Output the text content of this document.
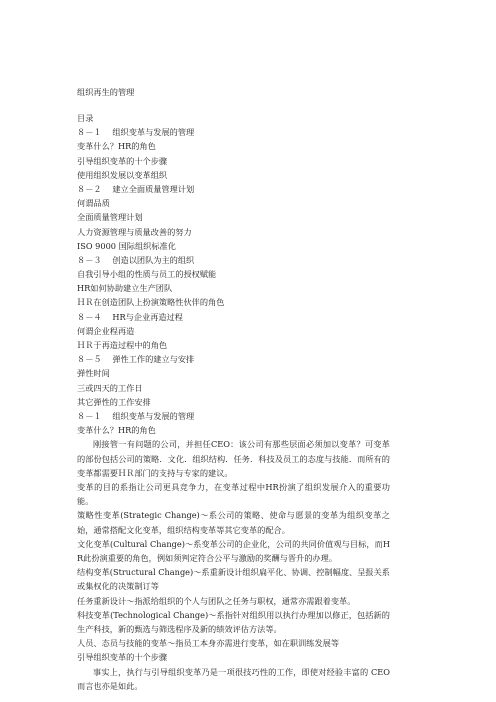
组织再生的管理
目录
８－１　 组织变革与发展的管理
变革什么？HR的角色
引导组织变革的十个步骤
使用组织发展以变革组织
８－２　 建立全面质量管理计划
何谓品质
全面质量管理计划
人力资源管理与质量改善的努力
ISO 9000 国际组织标准化
８－３　 创造以团队为主的组织
自我引导小组的性质与员工的授权赋能
HR如何协助建立生产团队
ＨＲ在创造团队上扮演策略性伙伴的角色
８－４　 HR与企业再造过程
何谓企业程再造
ＨＲ于再造过程中的角色
８－５　 弹性工作的建立与安排
弹性时间
三或四天的工作日
其它弹性的工作安排
８－１　 组织变革与发展的管理
变革什么？HR的角色

刚接管一有问题的公司，并担任CEO：该公司有那些层面必须加以变革？可变革的部份包括公司的策略．文化．组织结构．任务．科技及员工的态度与技能．而所有的变革都需要ＨＲ部门的支持与专家的建议。

变革的目的系指让公司更具竞争力，在变革过程中HR扮演了组织发展介入的重要功能。

策略性变革(Strategic Change)～系公司的策略、使命与愿景的变革为组织变革之始，通常搭配文化变革，组织结构变革等其它变革的配合。

文化变革(Cultural Change)～系变革公司的企业化，公司的共同价值观与目标，而HR此扮演重要的角色，例如须判定符合公平与激励的奖酬与晋升的办理。

结构变革(Structural Change)～系重新设计组织扁平化、协调、控制幅度、呈报关系或集权化的决策制订等

任务重新设计～指派给组织的个人与团队之任务与职权，通常亦需跟着变革。

科技变革(Technological Change)～系指针对组织用以执行办理加以修正，包括新的生产科技，新的甄选与筛选程序及新的绩效评估方法等。

人员、态员与技能的变革～指员工本身亦需进行变革，如在职训练发展等

引导组织变革的十个步骤

事实上，执行与引导组织变革乃是一项很技巧性的工作，即使对经验丰富的 CEO 而言也亦是如此。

> _WHAT IS ASKED_: Make an exact copy of all entries above, dropping the images.

> _CORRECT ANSWER_:
Output the text content of this document.
组织再生的管理
目录
８－１　 组织变革与发展的管理
变革什么？HR的角色
引导组织变革的十个步骤
使用组织发展以变革组织
８－２　 建立全面质量管理计划
何谓品质
全面质量管理计划
人力资源管理与质量改善的努力
ISO 9000 国际组织标准化
８－３　 创造以团队为主的组织
自我引导小组的性质与员工的授权赋能
HR如何协助建立生产团队
ＨＲ在创造团队上扮演策略性伙伴的角色
８－４　 HR与企业再造过程
何谓企业程再造
ＨＲ于再造过程中的角色
８－５　 弹性工作的建立与安排
弹性时间
三或四天的工作日
其它弹性的工作安排
８－１　 组织变革与发展的管理
变革什么？HR的角色

刚接管一有问题的公司，并担任CEO：该公司有那些层面必须加以变革？可变革的部份包括公司的策略．文化．组织结构．任务．科技及员工的态度与技能．而所有的变革都需要ＨＲ部门的支持与专家的建议。

变革的目的系指让公司更具竞争力，在变革过程中HR扮演了组织发展介入的重要功能。

策略性变革(Strategic Change)～系公司的策略、使命与愿景的变革为组织变革之始，通常搭配文化变革，组织结构变革等其它变革的配合。

文化变革(Cultural Change)～系变革公司的企业化，公司的共同价值观与目标，而HR此扮演重要的角色，例如须判定符合公平与激励的奖酬与晋升的办理。

结构变革(Structural Change)～系重新设计组织扁平化、协调、控制幅度、呈报关系或集权化的决策制订等

任务重新设计～指派给组织的个人与团队之任务与职权，通常亦需跟着变革。

科技变革(Technological Change)～系指针对组织用以执行办理加以修正，包括新的生产科技，新的甄选与筛选程序及新的绩效评估方法等。

人员、态员与技能的变革～指员工本身亦需进行变革，如在职训练发展等

引导组织变革的十个步骤

事实上，执行与引导组织变革乃是一项很技巧性的工作，即使对经验丰富的 CEO 而言也亦是如此。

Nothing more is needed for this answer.